#### Exercise
Identify the lines that contain the word "성취평가제", then copy them.

Data extracted from a collection:
☆ ☆ ☆ ☆ ☆

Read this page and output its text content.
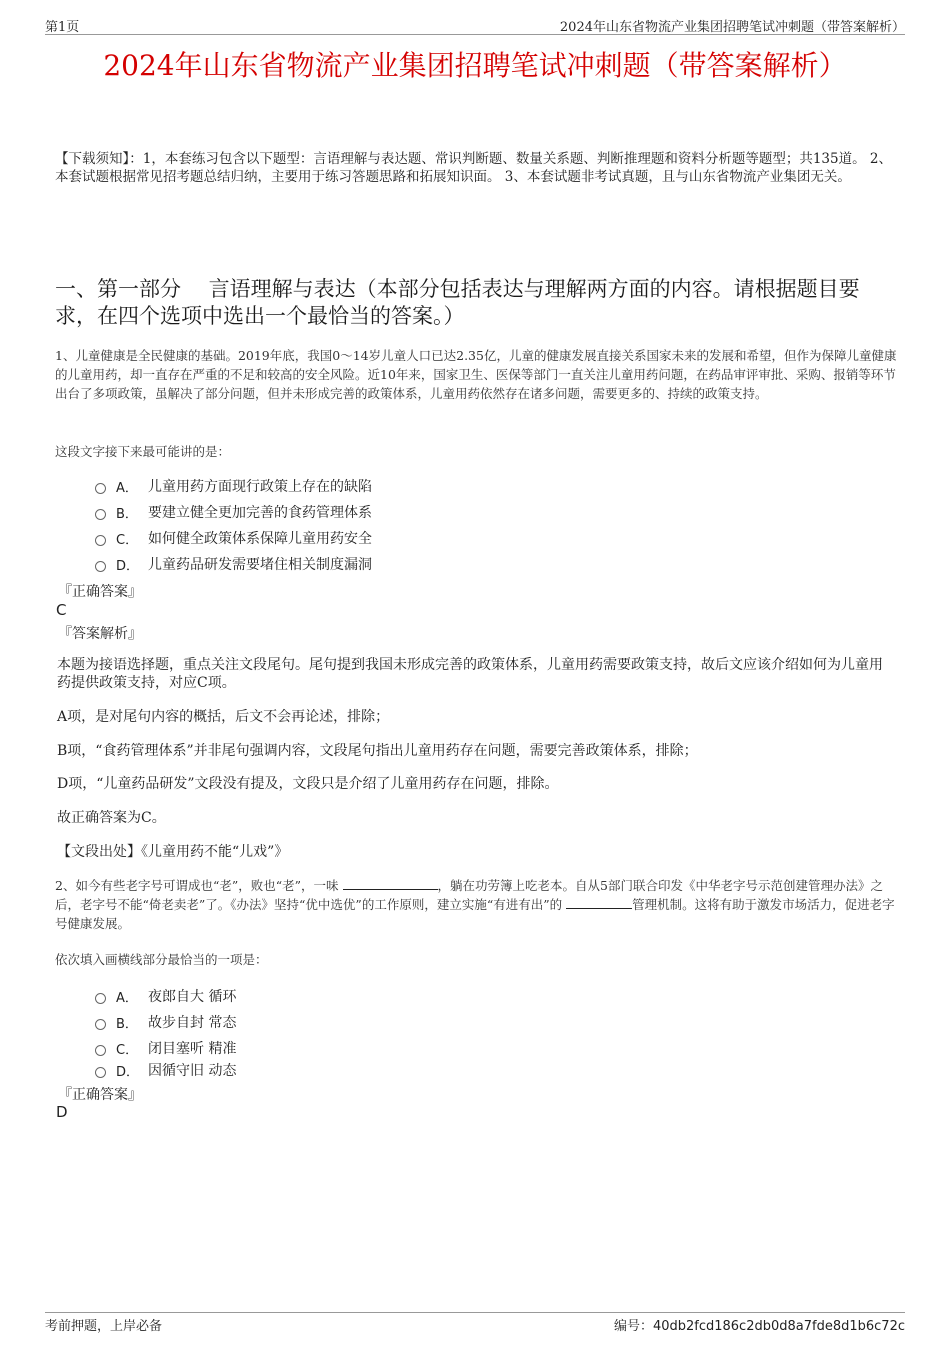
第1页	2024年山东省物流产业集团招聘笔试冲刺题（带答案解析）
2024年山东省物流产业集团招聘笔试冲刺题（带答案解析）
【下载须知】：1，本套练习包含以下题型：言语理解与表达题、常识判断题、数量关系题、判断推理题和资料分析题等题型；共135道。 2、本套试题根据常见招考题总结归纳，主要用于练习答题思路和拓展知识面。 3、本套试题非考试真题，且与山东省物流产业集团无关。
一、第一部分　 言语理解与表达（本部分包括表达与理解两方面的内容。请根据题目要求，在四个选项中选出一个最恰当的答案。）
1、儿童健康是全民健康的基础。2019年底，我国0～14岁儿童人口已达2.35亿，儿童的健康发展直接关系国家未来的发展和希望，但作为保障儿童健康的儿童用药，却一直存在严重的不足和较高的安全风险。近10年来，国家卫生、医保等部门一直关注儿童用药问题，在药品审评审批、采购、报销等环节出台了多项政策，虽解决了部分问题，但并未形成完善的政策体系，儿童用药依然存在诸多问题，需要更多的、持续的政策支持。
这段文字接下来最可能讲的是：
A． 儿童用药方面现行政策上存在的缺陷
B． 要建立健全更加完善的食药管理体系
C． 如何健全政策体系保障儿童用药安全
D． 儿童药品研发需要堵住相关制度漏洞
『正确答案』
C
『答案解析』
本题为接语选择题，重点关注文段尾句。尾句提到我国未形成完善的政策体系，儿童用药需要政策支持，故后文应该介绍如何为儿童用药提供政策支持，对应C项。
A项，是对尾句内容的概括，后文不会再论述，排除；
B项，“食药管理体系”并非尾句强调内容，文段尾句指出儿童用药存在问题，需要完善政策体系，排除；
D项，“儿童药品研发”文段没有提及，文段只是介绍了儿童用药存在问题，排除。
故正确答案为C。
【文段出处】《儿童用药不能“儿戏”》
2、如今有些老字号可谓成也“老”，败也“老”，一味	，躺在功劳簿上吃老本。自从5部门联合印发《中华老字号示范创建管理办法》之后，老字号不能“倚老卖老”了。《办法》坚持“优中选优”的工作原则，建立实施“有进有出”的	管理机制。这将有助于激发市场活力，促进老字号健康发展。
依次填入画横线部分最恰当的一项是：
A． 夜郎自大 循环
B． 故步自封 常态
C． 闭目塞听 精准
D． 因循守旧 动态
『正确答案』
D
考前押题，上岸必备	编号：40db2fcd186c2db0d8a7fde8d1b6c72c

☆ ☆ ☆ ☆ ☆

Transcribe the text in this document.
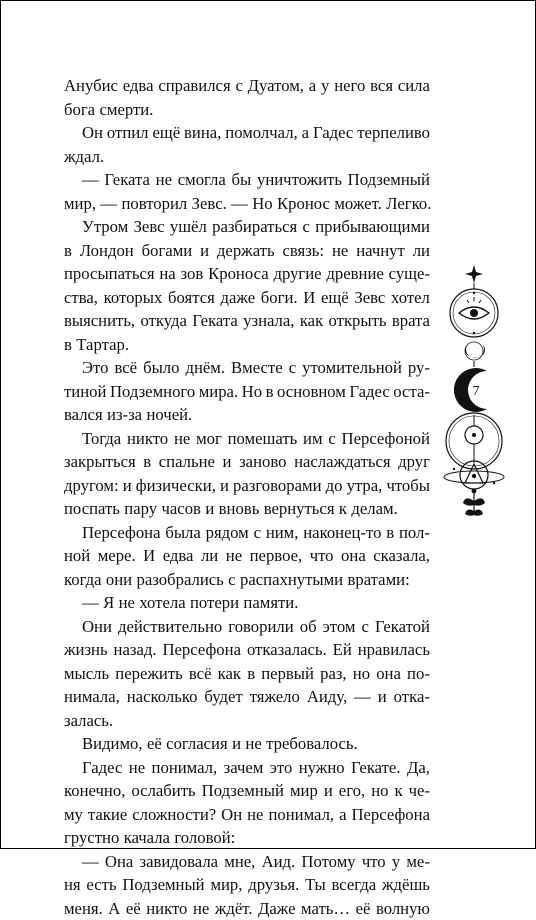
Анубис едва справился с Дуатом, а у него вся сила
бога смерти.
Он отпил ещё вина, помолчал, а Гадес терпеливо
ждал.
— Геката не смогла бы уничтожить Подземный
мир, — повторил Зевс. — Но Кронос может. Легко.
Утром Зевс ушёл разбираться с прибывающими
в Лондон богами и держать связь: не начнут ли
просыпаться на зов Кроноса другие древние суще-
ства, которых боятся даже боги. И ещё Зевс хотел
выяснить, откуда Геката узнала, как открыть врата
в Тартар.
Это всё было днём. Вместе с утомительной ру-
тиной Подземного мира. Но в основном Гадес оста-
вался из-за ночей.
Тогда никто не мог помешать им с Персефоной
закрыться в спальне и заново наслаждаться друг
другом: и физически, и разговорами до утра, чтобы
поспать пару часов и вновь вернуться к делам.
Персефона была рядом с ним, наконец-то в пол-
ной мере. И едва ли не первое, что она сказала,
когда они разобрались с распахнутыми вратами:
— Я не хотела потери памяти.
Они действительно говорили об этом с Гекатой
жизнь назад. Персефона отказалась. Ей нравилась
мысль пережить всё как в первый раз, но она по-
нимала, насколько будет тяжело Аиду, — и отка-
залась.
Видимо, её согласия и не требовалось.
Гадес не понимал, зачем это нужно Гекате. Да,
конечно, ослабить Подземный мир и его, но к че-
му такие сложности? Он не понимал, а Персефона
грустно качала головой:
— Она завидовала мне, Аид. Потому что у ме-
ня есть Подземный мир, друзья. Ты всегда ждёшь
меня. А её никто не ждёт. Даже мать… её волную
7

☆ ☆ ☆ ☆ ☆

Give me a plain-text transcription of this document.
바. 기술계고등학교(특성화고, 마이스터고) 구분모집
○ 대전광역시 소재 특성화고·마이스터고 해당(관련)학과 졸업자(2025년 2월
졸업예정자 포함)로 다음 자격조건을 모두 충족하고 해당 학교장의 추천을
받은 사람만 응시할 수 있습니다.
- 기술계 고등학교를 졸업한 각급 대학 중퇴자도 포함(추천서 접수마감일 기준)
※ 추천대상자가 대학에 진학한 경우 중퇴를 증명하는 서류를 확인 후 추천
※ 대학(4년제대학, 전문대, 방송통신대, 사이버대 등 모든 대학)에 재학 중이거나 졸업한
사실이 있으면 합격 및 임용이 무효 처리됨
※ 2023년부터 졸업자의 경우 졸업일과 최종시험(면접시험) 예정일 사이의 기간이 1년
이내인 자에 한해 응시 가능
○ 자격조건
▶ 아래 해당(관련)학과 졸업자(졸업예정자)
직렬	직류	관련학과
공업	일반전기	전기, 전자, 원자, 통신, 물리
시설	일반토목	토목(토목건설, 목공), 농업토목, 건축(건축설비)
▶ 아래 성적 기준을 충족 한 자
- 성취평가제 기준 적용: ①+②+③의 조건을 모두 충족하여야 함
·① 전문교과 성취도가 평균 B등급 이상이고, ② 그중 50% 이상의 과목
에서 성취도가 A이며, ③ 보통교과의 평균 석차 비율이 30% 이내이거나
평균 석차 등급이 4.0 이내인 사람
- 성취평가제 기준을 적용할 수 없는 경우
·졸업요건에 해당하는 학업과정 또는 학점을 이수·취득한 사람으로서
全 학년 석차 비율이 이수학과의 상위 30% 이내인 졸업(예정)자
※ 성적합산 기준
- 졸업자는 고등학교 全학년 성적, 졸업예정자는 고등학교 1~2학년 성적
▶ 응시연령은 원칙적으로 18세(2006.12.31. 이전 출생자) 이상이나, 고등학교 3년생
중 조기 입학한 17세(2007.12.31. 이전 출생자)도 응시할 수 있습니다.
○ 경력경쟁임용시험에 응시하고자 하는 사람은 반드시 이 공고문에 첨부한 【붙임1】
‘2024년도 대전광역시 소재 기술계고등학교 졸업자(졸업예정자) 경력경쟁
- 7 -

☆ ☆ ☆ ☆ ☆

#### Solution to this problem
- 성취평가제 기준 적용: ①+②+③의 조건을 모두 충족하여야 함
- 성취평가제 기준을 적용할 수 없는 경우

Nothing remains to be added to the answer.